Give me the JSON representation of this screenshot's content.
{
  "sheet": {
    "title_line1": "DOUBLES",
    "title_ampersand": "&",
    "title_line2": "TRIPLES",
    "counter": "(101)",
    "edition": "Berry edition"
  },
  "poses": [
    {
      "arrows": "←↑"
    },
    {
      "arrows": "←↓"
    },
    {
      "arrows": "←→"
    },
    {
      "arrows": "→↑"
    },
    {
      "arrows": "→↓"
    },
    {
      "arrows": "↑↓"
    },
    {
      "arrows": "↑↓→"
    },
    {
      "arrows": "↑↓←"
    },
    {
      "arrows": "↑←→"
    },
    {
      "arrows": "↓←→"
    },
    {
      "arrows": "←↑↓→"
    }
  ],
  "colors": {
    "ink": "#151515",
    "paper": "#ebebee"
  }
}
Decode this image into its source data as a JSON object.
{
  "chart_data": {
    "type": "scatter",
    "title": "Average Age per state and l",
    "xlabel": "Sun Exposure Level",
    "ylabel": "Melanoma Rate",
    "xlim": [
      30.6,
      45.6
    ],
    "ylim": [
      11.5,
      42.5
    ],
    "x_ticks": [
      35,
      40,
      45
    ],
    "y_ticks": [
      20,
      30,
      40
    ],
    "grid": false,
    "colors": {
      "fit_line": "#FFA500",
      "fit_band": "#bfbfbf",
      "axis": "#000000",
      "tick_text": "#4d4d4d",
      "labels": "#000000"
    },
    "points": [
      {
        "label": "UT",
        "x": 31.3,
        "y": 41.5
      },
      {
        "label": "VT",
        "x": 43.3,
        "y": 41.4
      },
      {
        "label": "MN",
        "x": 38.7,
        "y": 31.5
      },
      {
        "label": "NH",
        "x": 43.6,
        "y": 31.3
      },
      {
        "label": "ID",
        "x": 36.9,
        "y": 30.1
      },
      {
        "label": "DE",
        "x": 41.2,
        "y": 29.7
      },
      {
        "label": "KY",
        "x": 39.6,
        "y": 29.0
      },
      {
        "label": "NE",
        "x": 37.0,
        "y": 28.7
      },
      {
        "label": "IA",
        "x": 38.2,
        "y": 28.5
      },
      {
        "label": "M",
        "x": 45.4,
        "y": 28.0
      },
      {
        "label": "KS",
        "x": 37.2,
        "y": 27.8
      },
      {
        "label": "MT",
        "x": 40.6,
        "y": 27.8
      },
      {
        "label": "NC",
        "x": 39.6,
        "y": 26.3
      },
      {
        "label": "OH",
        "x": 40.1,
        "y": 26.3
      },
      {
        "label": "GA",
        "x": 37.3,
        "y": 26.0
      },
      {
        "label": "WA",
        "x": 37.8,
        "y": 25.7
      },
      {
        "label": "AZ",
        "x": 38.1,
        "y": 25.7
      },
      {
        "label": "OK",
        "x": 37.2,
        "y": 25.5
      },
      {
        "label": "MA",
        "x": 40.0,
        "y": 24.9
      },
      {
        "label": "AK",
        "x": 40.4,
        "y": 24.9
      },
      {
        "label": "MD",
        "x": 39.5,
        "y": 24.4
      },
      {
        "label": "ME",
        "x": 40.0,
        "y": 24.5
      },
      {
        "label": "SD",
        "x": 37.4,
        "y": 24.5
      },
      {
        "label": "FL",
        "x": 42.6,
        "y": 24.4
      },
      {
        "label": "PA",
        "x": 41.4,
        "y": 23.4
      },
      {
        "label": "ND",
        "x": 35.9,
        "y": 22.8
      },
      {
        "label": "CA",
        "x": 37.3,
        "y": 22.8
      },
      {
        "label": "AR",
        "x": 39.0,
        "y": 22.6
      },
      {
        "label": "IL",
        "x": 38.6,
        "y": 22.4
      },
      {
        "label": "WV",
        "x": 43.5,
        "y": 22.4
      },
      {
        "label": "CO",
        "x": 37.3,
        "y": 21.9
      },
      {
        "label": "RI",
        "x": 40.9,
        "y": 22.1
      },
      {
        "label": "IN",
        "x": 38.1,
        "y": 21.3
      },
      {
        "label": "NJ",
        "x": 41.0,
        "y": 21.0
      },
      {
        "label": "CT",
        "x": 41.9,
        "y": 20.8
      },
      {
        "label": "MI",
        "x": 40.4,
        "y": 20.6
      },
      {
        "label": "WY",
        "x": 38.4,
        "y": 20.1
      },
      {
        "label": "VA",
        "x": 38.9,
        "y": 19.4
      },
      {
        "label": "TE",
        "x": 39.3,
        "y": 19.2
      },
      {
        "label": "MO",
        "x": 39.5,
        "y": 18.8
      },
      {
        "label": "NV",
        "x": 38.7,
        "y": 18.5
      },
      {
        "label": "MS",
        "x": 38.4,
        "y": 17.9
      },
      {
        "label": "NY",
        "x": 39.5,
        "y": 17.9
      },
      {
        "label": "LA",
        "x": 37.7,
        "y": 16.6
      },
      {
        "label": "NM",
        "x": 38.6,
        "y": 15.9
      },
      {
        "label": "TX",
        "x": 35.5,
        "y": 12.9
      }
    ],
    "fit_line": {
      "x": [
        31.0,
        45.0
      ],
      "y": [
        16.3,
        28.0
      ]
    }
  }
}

------------------------

◆ **Given task**
Each line of the listing should be copied exactly.

◆ **Response to the exercise**
Give me the JSON representation of this screenshot's content.
{
  "sheet": {
    "title_line1": "DOUBLES",
    "title_ampersand": "&",
    "title_line2": "TRIPLES",
    "counter": "(101)",
    "edition": "Berry edition"
  },
  "poses": [
    {
      "arrows": "←↑"
    },
    {
      "arrows": "←↓"
    },
    {
      "arrows": "←→"
    },
    {
      "arrows": "→↑"
    },
    {
      "arrows": "→↓"
    },
    {
      "arrows": "↑↓"
    },
    {
      "arrows": "↑↓→"
    },
    {
      "arrows": "↑↓←"
    },
    {
      "arrows": "↑←→"
    },
    {
      "arrows": "↓←→"
    },
    {
      "arrows": "←↑↓→"
    }
  ],
  "colors": {
    "ink": "#151515",
    "paper": "#ebebee"
  }
}
Decode this image into its source data as a JSON object.
{
  "chart_data": {
    "type": "scatter",
    "title": "Average Age per state and l",
    "xlabel": "Sun Exposure Level",
    "ylabel": "Melanoma Rate",
    "xlim": [
      30.6,
      45.6
    ],
    "ylim": [
      11.5,
      42.5
    ],
    "x_ticks": [
      35,
      40,
      45
    ],
    "y_ticks": [
      20,
      30,
      40
    ],
    "grid": false,
    "colors": {
      "fit_line": "#FFA500",
      "fit_band": "#bfbfbf",
      "axis": "#000000",
      "tick_text": "#4d4d4d",
      "labels": "#000000"
    },
    "points": [
      {
        "label": "UT",
        "x": 31.3,
        "y": 41.5
      },
      {
        "label": "VT",
        "x": 43.3,
        "y": 41.4
      },
      {
        "label": "MN",
        "x": 38.7,
        "y": 31.5
      },
      {
        "label": "NH",
        "x": 43.6,
        "y": 31.3
      },
      {
        "label": "ID",
        "x": 36.9,
        "y": 30.1
      },
      {
        "label": "DE",
        "x": 41.2,
        "y": 29.7
      },
      {
        "label": "KY",
        "x": 39.6,
        "y": 29.0
      },
      {
        "label": "NE",
        "x": 37.0,
        "y": 28.7
      },
      {
        "label": "IA",
        "x": 38.2,
        "y": 28.5
      },
      {
        "label": "M",
        "x": 45.4,
        "y": 28.0
      },
      {
        "label": "KS",
        "x": 37.2,
        "y": 27.8
      },
      {
        "label": "MT",
        "x": 40.6,
        "y": 27.8
      },
      {
        "label": "NC",
        "x": 39.6,
        "y": 26.3
      },
      {
        "label": "OH",
        "x": 40.1,
        "y": 26.3
      },
      {
        "label": "GA",
        "x": 37.3,
        "y": 26.0
      },
      {
        "label": "WA",
        "x": 37.8,
        "y": 25.7
      },
      {
        "label": "AZ",
        "x": 38.1,
        "y": 25.7
      },
      {
        "label": "OK",
        "x": 37.2,
        "y": 25.5
      },
      {
        "label": "MA",
        "x": 40.0,
        "y": 24.9
      },
      {
        "label": "AK",
        "x": 40.4,
        "y": 24.9
      },
      {
        "label": "MD",
        "x": 39.5,
        "y": 24.4
      },
      {
        "label": "ME",
        "x": 40.0,
        "y": 24.5
      },
      {
        "label": "SD",
        "x": 37.4,
        "y": 24.5
      },
      {
        "label": "FL",
        "x": 42.6,
        "y": 24.4
      },
      {
        "label": "PA",
        "x": 41.4,
        "y": 23.4
      },
      {
        "label": "ND",
        "x": 35.9,
        "y": 22.8
      },
      {
        "label": "CA",
        "x": 37.3,
        "y": 22.8
      },
      {
        "label": "AR",
        "x": 39.0,
        "y": 22.6
      },
      {
        "label": "IL",
        "x": 38.6,
        "y": 22.4
      },
      {
        "label": "WV",
        "x": 43.5,
        "y": 22.4
      },
      {
        "label": "CO",
        "x": 37.3,
        "y": 21.9
      },
      {
        "label": "RI",
        "x": 40.9,
        "y": 22.1
      },
      {
        "label": "IN",
        "x": 38.1,
        "y": 21.3
      },
      {
        "label": "NJ",
        "x": 41.0,
        "y": 21.0
      },
      {
        "label": "CT",
        "x": 41.9,
        "y": 20.8
      },
      {
        "label": "MI",
        "x": 40.4,
        "y": 20.6
      },
      {
        "label": "WY",
        "x": 38.4,
        "y": 20.1
      },
      {
        "label": "VA",
        "x": 38.9,
        "y": 19.4
      },
      {
        "label": "TE",
        "x": 39.3,
        "y": 19.2
      },
      {
        "label": "MO",
        "x": 39.5,
        "y": 18.8
      },
      {
        "label": "NV",
        "x": 38.7,
        "y": 18.5
      },
      {
        "label": "MS",
        "x": 38.4,
        "y": 17.9
      },
      {
        "label": "NY",
        "x": 39.5,
        "y": 17.9
      },
      {
        "label": "LA",
        "x": 37.7,
        "y": 16.6
      },
      {
        "label": "NM",
        "x": 38.6,
        "y": 15.9
      },
      {
        "label": "TX",
        "x": 35.5,
        "y": 12.9
      }
    ],
    "fit_line": {
      "x": [
        31.0,
        45.0
      ],
      "y": [
        16.3,
        28.0
      ]
    }
  }
}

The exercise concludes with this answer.